Text provided:
§

AMD worked with both MSFT and Sony to develop close to metal API that saw decent gains compared to DX11. MSFT then started tweaking it and based on this they created DX12. Since both Xbox and PS4 have similar GCN gpus, it is only natural that DX12 integrates better with GCN than anything Intel or Nvidia have designed. That doesn't mean that they wont get better, they will but it will require them to launch new archs.

Hence why Nvidia and Intel are quiet about it

...AMD's masterful plan is unveiled Mantle purpose was to convince partners that such API's had a future in x86 applications

I'm going to say your assumption is probably wrong.

http://www.eurogamer.net/articles/d...its-really-like-to-make-a-multi-platform-game

According to the Metro devs the Xbox One didn't even have a low level API at launch and none was ready in time for the devs to implement, even though we've heard of devs implementing DX12 in a matter of weeks with small teams. As far as we know MS just did 0 work on low-level APIs until "recently" whereas Sony seems to have had one ready out of the gate.

Also, Mantle was not designed by AMD. AMD likely didn't do much work with Sony or MS until after early-Mantle was designed by EA DICE's Johan Andersson

http://www.heise.de/newsticker/meld...ber-AMDs-3D-Schnittstelle-Mantle-2045398.html

Johan laid the foundation for the API that would become Mantle and started work on it in 2008 (5 years ago from the interview in 2013 he says).

AMD came in later as they were the only ones to agree with Johan's ideas, but the paradigm behind Mantle is something Johan designed after having worked with consoles for a long time.

My impression is Sony made their own low-level API for PS4 right from the gate. Johan designed his own hypothetical API based on what he learned and then Mantle was based on that, and DX12 likely was designed after seeing some of the ideas become concrete in Mantle's early designs.

That ship has sailed, if AMD had kept Mantle to themselves for a couple of years then maybe the could have given themselves a major advantage. Now at best AMD will be able to exploit DX12 being possibly more GCN friendly, not a bad thing but not a knockout blow by any means. Make no mistake AMD needs to do some serious damage to Nvidia and fast.

§

Dataset content:
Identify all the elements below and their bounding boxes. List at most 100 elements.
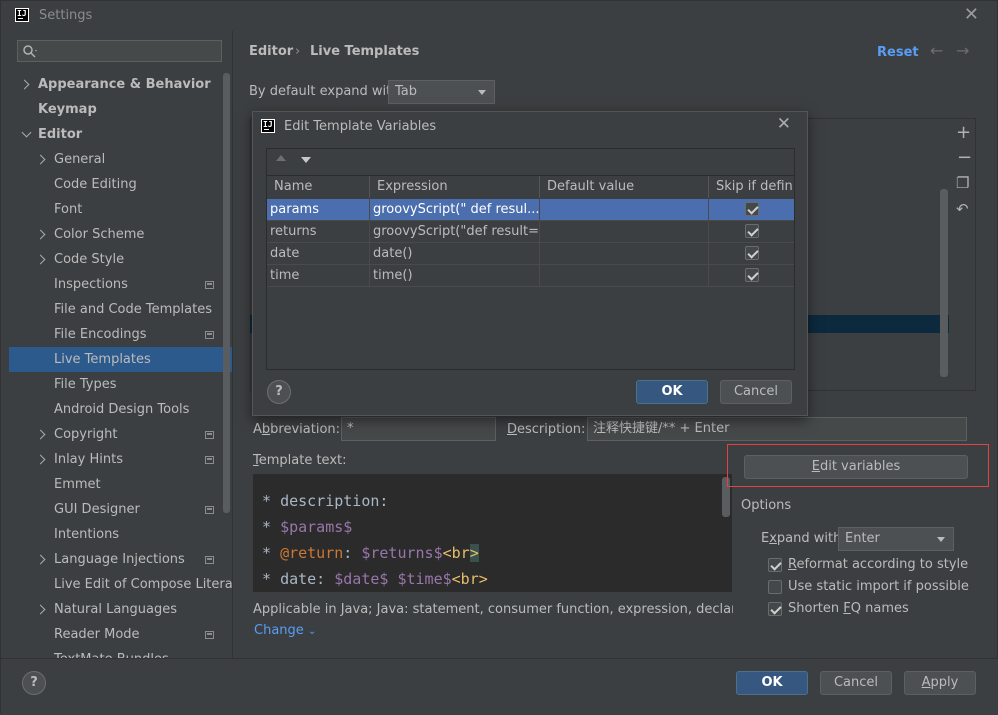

§

To do:
1 > In the forum discussion about Mantle and DX12, why does the first post say it is natural that DX12 integrates better with GCN than with anything Intel or Nvidia have designed? Answer in one to three sentences.
2 > Translate this sentence from the Mantle and DX12 discussion into Spanish: "AMD came in later as they were the only ones to agree with Johan's ideas, but the paradigm behind Mantle is something Johan designed after having worked with consoles for a long time."
3 > Carry the forum discussion about Mantle and DX12 forward from its last sentence.

Results:
1 > The post says that Microsoft built DX12 by tweaking a close-to-metal API that AMD developed with Microsoft and Sony. Because the Xbox and PS4 both have similar GCN GPUs, DX12 fits GCN better than Intel or Nvidia designs.

2 > AMD llegó más tarde, ya que fueron los únicos que estuvieron de acuerdo con las ideas de Johan, pero el paradigma detrás de Mantle es algo que Johan diseñó después de haber trabajado con consolas durante mucho tiempo.

3 >
The sooner Mantle-like APIs become common the better for AMD.

http://www.gamedev.net/topic/666419-what-are-your-opinions-on-dx12vulkanmantle/#entry5215019

This post by a former Nvidia driver dev has some good info on why.

To summarize, with DX11 the IHVs did a ton of handholding via the drivers. DX11 and previous APIs obfuscated the mechanics from game devs, which meant that in IHVs would have to get involved and work in a constant back and forth. Games would be ready for launch with broken renderers that the IHVs would have to fix via driver patchwork to have the game working and if drivers break something the devs would have to fix it on their end and so forth.

Mantle-like APIs do less handholding; the drivers are less complex and have less functionality (don't quote me on that); and the IHVs can do less from the driver-side to fix games. That means more work for devs, and less work for IHVs.

We know that Nvidia is pretty good about handholding games. They always have day-1 patches for big titles and they do a ton of work to fix up a variety of games. That's not even mentioning stories about nvidia engineering going on-site to actually work on the game or giving free testing equipment.

AMD on the other hand has never been very good about supporting devs.

It's clear to see that the key importance of DX12 and Vulkan is that AMD simply has to do less work to match Nvidia's level of support.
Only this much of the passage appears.